» Written instruction:
Provide only the number of lines in the data below that contain the word "companies".

(Items from a figure collection)
** Begin **
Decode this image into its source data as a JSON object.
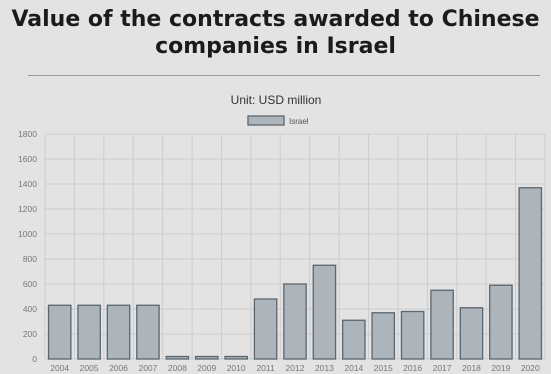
{
  "title": "Value of the contracts awarded to Chinese companies in Israel",
  "chart_data": {
    "type": "bar",
    "title": "Value of the contracts awarded to Chinese companies in Israel",
    "subtitle": "Unit: USD million",
    "xlabel": "",
    "ylabel": "",
    "categories": [
      "2004",
      "2005",
      "2006",
      "2007",
      "2008",
      "2009",
      "2010",
      "2011",
      "2012",
      "2013",
      "2014",
      "2015",
      "2016",
      "2017",
      "2018",
      "2019",
      "2020"
    ],
    "series": [
      {
        "name": "Israel",
        "values": [
          430,
          430,
          430,
          430,
          20,
          20,
          20,
          480,
          600,
          750,
          310,
          370,
          380,
          550,
          410,
          590,
          1370
        ]
      }
    ],
    "ylim": [
      0,
      1800
    ],
    "yticks": [
      0,
      200,
      400,
      600,
      800,
      1000,
      1200,
      1400,
      1600,
      1800
    ],
    "grid": true,
    "legend_position": "top-center",
    "colors": {
      "bar_fill": "#adb5ba",
      "bar_stroke": "#5a6670",
      "grid": "#cdcdcd",
      "background": "#e3e3e3"
    }
  }
}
** End **
» Output for this exercise:
2